§ **YOUR OBJECTIVE**: Tally up how many lines in the listing below contain the string "title", and give only the total.

******************************

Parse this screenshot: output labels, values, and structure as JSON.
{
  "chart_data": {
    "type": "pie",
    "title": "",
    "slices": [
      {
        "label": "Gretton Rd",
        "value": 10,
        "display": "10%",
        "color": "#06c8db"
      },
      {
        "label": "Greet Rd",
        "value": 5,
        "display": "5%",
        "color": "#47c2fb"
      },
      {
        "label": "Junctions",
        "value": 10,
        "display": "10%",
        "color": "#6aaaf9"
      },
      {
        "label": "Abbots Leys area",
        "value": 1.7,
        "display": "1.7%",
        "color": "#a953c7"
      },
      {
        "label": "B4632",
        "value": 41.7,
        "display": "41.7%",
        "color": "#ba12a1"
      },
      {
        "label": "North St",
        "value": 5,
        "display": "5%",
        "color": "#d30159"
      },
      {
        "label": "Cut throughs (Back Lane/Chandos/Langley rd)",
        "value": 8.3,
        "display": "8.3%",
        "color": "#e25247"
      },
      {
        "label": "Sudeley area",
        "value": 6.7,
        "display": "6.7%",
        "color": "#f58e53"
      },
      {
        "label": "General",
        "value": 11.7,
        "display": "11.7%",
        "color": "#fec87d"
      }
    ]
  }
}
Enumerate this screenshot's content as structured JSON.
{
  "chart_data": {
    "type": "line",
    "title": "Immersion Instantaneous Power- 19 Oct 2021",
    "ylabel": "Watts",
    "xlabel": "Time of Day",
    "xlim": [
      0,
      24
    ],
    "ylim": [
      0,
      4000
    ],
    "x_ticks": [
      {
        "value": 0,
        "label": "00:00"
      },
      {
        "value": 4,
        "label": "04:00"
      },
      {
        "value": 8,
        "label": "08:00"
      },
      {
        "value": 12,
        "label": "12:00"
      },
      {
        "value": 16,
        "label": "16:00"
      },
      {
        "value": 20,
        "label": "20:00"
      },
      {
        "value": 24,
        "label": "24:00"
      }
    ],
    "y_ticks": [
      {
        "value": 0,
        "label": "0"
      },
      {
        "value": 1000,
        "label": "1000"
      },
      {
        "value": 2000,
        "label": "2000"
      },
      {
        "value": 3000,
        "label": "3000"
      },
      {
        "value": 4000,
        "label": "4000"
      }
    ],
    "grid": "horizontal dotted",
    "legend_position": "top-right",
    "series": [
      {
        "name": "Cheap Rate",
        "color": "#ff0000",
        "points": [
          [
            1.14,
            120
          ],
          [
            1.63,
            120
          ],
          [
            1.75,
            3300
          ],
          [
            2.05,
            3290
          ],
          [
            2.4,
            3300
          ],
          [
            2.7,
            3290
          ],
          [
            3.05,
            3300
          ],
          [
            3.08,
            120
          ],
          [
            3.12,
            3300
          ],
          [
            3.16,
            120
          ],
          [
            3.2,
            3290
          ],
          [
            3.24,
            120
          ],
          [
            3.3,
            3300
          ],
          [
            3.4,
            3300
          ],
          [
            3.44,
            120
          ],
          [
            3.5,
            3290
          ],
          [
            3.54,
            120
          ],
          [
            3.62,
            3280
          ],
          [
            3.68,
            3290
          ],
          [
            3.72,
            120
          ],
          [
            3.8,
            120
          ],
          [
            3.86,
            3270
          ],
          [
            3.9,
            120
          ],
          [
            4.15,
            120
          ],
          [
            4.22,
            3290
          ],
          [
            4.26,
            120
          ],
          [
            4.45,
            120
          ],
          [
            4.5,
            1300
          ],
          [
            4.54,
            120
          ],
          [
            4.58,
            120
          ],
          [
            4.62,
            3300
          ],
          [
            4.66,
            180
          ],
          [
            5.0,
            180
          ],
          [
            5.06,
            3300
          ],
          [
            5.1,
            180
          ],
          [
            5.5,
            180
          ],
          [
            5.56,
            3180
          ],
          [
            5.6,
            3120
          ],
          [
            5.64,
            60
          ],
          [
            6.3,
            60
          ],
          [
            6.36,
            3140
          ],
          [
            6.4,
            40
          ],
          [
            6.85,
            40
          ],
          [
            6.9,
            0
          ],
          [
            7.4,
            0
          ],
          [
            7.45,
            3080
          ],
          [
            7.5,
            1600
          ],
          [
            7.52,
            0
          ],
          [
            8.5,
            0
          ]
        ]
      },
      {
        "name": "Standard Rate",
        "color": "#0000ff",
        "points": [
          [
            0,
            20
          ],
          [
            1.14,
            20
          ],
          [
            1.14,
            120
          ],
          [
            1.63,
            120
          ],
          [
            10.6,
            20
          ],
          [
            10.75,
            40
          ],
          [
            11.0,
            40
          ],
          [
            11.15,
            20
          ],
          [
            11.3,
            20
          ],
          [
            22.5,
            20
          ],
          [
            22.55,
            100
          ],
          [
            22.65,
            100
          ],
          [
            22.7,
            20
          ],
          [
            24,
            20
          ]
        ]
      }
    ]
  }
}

******************************

§ **WRITTEN ANSWER**: 2